> **SHORT EXERCISE**:
Below are some records. Pull every line that contains the word "background".

====

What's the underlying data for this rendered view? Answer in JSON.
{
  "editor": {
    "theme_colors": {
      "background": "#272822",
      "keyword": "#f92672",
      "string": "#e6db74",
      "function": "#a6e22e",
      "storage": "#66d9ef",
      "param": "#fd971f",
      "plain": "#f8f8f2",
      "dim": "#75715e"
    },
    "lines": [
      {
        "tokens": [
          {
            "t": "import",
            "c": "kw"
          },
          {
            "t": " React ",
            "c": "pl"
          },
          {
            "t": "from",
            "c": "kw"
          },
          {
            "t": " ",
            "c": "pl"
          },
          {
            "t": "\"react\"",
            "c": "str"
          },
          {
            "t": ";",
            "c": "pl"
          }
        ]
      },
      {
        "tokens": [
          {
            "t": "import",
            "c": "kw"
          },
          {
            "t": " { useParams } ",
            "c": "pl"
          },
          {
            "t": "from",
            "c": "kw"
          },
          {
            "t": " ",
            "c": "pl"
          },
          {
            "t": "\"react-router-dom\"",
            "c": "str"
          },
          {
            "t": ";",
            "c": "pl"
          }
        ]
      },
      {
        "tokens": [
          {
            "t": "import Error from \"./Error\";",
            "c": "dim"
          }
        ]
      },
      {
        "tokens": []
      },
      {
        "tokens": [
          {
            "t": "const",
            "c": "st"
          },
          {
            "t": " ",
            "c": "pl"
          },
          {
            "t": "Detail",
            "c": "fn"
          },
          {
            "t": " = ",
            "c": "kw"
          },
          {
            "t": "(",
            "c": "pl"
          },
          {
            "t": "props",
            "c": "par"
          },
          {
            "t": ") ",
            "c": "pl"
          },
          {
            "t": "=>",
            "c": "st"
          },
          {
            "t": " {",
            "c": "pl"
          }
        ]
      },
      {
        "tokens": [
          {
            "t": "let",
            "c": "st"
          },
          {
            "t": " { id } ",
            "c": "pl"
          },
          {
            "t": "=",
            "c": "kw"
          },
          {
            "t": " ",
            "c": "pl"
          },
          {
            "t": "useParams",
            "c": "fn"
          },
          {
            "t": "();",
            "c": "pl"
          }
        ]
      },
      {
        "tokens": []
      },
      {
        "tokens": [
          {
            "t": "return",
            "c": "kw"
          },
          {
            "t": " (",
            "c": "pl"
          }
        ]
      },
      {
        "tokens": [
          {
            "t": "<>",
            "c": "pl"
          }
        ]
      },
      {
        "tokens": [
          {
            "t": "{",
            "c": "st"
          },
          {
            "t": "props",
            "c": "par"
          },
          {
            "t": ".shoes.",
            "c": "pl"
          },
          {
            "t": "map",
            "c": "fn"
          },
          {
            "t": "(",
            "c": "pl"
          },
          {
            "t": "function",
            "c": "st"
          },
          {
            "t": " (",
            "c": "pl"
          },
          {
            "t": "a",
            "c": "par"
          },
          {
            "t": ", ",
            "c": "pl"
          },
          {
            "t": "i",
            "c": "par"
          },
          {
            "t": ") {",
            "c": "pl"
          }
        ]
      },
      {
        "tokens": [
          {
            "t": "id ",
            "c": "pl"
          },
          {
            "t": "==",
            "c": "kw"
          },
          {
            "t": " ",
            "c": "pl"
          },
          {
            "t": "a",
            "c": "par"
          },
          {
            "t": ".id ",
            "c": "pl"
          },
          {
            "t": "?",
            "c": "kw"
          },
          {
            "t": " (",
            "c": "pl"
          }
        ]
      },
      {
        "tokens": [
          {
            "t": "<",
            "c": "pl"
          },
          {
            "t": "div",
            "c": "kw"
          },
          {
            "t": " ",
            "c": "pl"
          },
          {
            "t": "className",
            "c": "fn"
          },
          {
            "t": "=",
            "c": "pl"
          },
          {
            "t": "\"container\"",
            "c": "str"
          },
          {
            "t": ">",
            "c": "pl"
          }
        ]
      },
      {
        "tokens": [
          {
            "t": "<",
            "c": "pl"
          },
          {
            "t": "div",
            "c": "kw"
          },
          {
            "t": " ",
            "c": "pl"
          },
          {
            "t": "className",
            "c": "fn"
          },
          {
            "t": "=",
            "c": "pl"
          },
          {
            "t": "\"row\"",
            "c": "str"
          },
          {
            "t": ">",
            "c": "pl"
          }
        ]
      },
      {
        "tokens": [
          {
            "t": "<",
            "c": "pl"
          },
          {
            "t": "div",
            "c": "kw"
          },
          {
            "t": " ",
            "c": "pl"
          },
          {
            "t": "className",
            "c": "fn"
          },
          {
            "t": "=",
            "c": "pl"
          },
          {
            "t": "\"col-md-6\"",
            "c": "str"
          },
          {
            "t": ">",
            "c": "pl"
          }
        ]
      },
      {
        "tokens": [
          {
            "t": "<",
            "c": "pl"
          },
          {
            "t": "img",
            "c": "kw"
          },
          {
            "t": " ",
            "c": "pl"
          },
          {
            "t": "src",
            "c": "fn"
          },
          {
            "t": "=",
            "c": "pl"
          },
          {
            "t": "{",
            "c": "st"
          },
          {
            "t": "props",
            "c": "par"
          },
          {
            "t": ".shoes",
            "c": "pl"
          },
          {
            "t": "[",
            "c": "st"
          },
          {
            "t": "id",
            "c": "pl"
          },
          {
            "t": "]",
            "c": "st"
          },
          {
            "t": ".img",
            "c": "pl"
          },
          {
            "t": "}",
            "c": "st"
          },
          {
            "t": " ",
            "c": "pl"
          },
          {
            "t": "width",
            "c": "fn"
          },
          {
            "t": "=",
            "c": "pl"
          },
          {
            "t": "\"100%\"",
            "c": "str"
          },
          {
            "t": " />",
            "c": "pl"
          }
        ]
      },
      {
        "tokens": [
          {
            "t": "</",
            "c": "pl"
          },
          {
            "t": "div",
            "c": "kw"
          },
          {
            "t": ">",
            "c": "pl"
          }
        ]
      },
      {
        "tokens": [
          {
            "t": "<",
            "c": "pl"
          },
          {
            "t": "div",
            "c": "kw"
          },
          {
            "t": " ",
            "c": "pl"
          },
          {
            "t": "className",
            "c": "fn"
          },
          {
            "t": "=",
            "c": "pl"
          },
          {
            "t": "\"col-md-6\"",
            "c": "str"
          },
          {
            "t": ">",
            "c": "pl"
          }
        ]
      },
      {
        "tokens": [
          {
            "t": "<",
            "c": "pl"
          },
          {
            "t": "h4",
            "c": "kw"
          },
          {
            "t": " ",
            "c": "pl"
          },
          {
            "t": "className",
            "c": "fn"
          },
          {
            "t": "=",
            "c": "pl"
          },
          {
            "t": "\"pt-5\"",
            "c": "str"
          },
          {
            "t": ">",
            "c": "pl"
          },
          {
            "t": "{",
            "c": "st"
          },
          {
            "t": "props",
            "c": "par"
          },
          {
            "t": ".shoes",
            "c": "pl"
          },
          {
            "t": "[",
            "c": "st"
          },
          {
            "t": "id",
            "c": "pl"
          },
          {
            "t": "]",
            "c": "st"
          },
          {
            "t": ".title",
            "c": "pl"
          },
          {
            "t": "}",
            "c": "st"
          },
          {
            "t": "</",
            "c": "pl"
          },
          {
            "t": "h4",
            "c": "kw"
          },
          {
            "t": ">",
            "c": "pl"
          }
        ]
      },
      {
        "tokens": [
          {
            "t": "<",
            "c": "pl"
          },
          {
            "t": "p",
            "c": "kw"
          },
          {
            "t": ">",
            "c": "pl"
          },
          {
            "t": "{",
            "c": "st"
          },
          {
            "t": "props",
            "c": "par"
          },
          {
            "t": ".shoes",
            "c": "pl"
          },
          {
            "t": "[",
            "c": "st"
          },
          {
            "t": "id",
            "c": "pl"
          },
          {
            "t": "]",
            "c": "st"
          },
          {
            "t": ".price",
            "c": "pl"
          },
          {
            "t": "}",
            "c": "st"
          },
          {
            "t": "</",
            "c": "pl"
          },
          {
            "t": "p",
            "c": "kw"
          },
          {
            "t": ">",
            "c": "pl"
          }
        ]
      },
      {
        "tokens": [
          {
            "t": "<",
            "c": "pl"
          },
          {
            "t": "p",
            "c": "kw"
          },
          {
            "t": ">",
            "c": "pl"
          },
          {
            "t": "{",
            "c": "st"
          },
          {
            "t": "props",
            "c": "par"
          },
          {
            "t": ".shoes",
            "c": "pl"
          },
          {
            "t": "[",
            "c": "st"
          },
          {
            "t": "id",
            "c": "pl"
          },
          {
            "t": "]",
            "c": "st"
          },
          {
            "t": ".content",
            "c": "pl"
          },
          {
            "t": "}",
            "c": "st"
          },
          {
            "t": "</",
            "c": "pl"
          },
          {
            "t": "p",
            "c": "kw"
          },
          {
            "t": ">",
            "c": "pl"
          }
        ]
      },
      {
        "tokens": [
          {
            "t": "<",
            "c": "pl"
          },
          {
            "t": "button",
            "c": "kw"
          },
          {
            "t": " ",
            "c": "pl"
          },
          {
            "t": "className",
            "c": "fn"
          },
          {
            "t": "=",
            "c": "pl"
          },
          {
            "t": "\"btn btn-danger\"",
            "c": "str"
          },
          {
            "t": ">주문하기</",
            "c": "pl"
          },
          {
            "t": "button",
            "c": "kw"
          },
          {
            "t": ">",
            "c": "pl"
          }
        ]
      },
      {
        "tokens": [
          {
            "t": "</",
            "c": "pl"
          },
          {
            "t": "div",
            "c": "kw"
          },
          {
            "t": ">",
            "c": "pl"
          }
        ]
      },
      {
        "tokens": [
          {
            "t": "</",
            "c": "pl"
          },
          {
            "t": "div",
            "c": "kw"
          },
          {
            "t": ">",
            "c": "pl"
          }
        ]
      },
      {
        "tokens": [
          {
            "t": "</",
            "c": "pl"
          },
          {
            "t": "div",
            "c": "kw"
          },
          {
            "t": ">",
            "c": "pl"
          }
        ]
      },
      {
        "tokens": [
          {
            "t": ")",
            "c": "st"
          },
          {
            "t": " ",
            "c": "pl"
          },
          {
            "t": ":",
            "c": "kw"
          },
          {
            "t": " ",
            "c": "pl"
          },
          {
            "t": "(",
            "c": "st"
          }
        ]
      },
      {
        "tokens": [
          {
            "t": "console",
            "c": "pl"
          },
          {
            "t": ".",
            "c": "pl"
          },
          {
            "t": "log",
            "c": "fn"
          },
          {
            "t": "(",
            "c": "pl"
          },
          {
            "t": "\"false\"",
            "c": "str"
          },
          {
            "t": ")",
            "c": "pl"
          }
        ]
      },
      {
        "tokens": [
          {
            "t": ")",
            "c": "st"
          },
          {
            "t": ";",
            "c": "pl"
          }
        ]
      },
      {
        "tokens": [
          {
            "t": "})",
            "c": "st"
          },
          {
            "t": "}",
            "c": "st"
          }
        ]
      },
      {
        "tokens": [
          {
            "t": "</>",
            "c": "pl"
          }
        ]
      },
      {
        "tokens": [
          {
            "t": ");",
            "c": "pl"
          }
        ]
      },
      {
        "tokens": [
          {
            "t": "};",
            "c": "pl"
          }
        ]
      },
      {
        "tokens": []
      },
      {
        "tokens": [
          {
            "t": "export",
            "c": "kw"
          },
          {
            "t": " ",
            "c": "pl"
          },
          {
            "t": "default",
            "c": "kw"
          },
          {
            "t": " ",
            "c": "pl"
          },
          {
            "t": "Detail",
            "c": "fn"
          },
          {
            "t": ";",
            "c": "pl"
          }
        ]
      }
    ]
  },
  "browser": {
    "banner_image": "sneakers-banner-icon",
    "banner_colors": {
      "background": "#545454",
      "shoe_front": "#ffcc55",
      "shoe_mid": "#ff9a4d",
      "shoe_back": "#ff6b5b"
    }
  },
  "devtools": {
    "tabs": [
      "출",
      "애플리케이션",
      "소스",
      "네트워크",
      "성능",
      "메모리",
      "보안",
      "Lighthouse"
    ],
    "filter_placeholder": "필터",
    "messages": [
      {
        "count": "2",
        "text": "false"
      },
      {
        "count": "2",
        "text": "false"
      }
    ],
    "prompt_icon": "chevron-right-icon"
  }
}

====

> **ANSWER TO THE PROBLEM**:
      "background": "#272822",
      "background": "#545454",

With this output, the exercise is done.